Source extract
———

This package is written for the restoration of degraded speech

These details have not been verified by PyPI

Project links

Homepage

Project description

VoiceFixer

VoiceFixer

Voicefixer aims at the restoration of human speech regardless how serious its degraded. It can handle noise, reveberation, low resolution (2kHz~44.1kHz) and clipping (0.1-1.0 threshold) effect within one model.

This package provides:

A pretrained Voicefixer, which is build based on neural vocoder.
A pretrained 44.1k universal speaker-independent neural vocoder.

main

If you found this repo helpful, please consider citing

 @misc{liu2021voicefixer,   
     title={VoiceFixer: Toward General Speech Restoration With Neural Vocoder},   
     author={Haohe Liu and Qiuqiang Kong and Qiao Tian and Yan Zhao and DeLiang Wang and Chuanzeng Huang and Yuxuan Wang},  
     year={2021},  
     eprint={2109.13731},  
     archivePrefix={arXiv},  
     primaryClass={cs.SD}  
 }

Demo

Please visit demo page to view what voicefixer can do.

Usage

Desktop App

First, install voicefixer via pip:

pip install voicefixer==0.0.17

You can test audio samples on your desktop by running website (powered by streamlit)

Clone the repo first.

———

What you should do
Copy the part of the VoiceFixer page starting with "Voicefixer aims at" and going on through "speaker-independent neural vocoder.". Nothing in the listing is needed here.

Dataset excerpt:
———

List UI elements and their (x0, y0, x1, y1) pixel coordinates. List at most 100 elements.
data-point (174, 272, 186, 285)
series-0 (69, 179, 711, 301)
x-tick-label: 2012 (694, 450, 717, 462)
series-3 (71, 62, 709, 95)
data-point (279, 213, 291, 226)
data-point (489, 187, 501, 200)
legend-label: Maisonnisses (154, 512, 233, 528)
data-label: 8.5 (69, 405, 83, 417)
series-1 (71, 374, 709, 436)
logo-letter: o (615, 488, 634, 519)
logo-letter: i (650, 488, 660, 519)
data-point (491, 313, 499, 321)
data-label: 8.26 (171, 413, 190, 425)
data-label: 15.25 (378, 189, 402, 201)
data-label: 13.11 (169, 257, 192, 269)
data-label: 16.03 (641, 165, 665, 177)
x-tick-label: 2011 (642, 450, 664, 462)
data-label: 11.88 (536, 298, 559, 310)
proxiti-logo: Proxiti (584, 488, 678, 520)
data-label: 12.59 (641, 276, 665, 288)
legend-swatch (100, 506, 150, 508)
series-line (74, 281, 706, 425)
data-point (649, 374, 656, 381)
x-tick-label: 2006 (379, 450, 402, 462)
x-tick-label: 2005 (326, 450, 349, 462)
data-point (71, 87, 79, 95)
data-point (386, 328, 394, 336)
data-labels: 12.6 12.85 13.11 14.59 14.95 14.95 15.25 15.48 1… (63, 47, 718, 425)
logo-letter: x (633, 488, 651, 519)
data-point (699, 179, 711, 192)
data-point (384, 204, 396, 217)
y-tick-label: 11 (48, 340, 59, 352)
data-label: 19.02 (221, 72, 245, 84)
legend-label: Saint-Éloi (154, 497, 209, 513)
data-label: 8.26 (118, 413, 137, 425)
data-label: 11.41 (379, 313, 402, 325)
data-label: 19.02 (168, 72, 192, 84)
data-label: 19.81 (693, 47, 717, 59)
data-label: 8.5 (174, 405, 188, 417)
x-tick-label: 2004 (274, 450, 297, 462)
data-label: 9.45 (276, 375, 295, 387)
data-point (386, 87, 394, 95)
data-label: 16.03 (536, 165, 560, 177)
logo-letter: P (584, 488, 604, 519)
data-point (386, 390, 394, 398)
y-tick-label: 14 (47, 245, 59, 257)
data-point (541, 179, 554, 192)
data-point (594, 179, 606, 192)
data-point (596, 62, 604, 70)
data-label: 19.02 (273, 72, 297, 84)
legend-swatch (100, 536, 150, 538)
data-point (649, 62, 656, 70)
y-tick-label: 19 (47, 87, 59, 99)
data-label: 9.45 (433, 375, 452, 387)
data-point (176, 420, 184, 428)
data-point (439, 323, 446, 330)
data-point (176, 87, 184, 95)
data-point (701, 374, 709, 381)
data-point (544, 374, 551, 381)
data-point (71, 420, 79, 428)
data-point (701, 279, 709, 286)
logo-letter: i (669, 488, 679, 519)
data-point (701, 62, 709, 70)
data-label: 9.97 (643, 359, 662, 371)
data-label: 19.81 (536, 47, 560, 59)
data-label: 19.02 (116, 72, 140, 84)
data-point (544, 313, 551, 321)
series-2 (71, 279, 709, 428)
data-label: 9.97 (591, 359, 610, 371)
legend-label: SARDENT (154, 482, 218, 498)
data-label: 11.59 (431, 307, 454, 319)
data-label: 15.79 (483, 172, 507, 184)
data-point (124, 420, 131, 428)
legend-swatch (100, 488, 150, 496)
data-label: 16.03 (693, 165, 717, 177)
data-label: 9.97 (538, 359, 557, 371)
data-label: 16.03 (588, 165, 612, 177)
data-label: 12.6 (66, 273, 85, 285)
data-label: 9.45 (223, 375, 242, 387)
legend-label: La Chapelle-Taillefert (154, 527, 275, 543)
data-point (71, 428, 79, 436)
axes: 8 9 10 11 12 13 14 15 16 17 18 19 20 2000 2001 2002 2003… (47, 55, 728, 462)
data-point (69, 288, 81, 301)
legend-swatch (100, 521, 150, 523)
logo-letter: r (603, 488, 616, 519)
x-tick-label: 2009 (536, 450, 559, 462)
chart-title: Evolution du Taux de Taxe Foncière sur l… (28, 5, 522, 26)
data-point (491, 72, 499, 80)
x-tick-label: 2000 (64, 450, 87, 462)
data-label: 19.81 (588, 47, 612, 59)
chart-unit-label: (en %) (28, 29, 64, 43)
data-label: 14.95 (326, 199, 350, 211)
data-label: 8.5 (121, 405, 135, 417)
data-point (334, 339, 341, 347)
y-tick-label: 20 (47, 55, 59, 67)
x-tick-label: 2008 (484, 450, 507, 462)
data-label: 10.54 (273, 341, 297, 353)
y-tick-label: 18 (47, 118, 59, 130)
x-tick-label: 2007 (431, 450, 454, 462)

———

Response
Voicefixer aims at the restoration of human speech regardless how serious its degraded. It can handle noise, reveberation, low resolution (2kHz~44.1kHz) and clipping (0.1-1.0 threshold) effect within one model.

This package provides:

A pretrained Voicefixer, which is build based on neural vocoder.
A pretrained 44.1k universal speaker-independent neural vocoder.